▸ What the task requires: Identify, in the records below, every line where the string "Activity" appears, and copy each such line.

▸ Supplied entries:
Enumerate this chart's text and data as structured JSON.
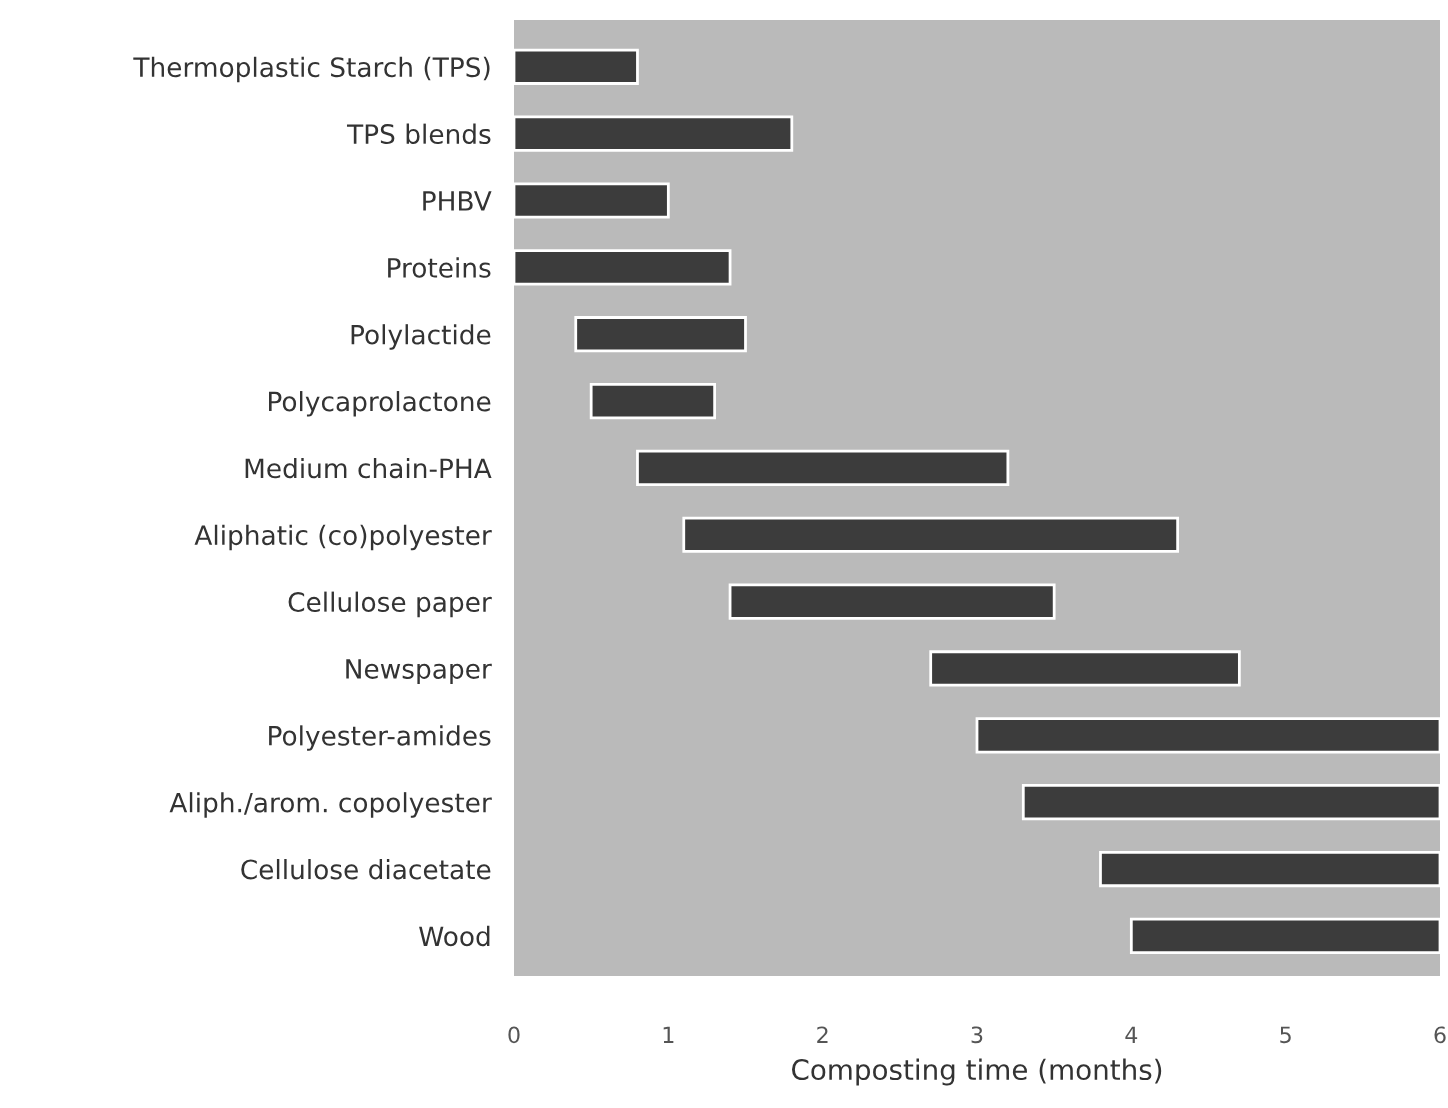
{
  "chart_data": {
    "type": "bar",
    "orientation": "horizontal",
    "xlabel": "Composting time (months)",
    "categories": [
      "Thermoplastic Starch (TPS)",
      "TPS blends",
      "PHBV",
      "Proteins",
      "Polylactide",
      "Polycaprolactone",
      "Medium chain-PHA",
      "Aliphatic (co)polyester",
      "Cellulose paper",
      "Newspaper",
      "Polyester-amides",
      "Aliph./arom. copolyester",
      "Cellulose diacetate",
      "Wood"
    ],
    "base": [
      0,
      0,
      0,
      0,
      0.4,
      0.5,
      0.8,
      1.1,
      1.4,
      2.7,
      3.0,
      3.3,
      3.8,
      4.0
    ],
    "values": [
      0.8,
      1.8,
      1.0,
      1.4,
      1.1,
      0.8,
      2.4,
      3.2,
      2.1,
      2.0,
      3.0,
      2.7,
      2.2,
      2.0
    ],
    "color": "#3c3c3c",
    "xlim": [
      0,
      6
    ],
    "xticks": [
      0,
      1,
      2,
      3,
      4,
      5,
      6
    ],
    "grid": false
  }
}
--
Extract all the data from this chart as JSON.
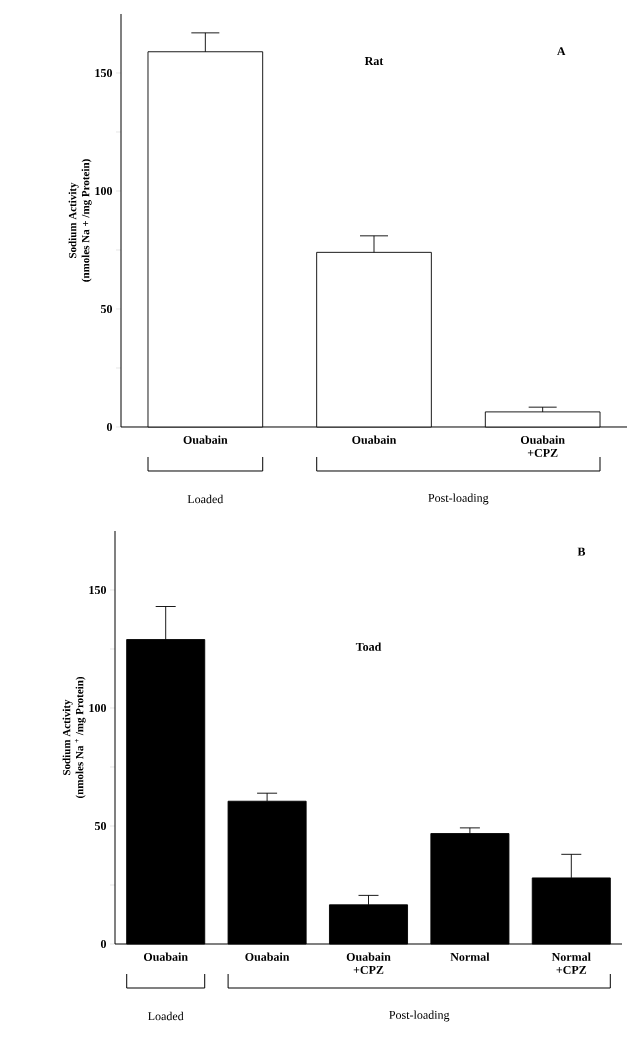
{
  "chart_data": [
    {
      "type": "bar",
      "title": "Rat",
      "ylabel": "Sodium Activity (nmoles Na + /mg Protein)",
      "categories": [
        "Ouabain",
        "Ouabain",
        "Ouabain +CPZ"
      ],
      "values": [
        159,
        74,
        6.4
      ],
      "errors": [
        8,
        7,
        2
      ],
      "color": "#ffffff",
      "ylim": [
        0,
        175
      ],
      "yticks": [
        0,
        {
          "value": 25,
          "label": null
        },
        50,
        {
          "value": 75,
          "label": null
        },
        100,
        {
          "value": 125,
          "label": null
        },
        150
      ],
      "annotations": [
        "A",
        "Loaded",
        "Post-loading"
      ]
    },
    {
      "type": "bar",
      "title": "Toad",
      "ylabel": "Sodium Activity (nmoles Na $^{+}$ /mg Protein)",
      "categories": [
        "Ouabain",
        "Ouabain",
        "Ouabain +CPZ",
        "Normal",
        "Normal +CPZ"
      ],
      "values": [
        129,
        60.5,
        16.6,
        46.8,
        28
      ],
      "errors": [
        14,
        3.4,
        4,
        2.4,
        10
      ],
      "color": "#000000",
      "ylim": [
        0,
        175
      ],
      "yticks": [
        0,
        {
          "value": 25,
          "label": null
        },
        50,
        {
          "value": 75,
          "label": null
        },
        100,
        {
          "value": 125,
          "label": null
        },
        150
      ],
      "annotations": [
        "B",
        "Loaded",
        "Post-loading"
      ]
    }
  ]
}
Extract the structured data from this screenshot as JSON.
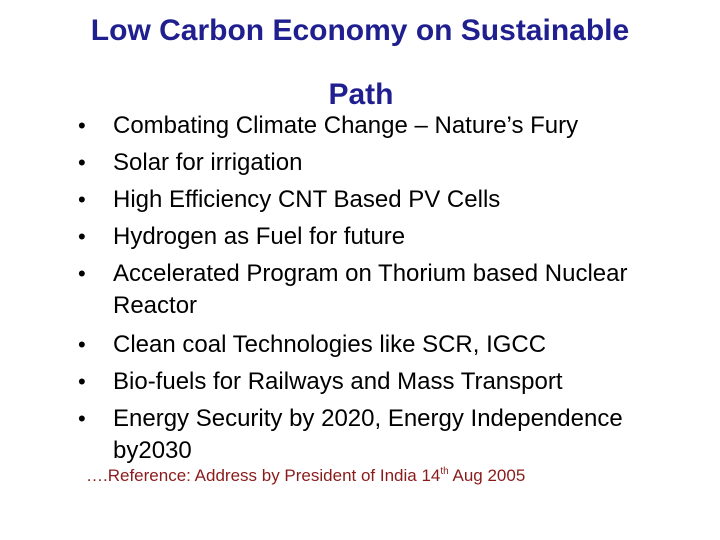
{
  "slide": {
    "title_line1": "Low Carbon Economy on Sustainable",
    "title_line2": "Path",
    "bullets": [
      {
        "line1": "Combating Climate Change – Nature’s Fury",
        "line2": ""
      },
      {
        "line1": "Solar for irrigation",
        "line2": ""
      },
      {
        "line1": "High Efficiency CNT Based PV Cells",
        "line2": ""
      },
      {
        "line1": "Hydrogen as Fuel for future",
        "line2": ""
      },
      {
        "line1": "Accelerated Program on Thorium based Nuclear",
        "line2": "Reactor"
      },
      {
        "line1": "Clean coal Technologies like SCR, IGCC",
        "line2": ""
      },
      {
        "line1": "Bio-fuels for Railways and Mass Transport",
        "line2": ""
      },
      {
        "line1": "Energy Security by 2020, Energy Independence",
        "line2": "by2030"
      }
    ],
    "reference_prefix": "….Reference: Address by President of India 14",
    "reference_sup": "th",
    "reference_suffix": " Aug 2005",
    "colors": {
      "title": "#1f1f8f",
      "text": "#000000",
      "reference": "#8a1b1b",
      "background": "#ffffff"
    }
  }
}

▸ Answer box:
      "ylabel": "Sodium Activity (nmoles Na + /mg Protein)",
      "ylabel": "Sodium Activity (nmoles Na $^{+}$ /mg Protein)",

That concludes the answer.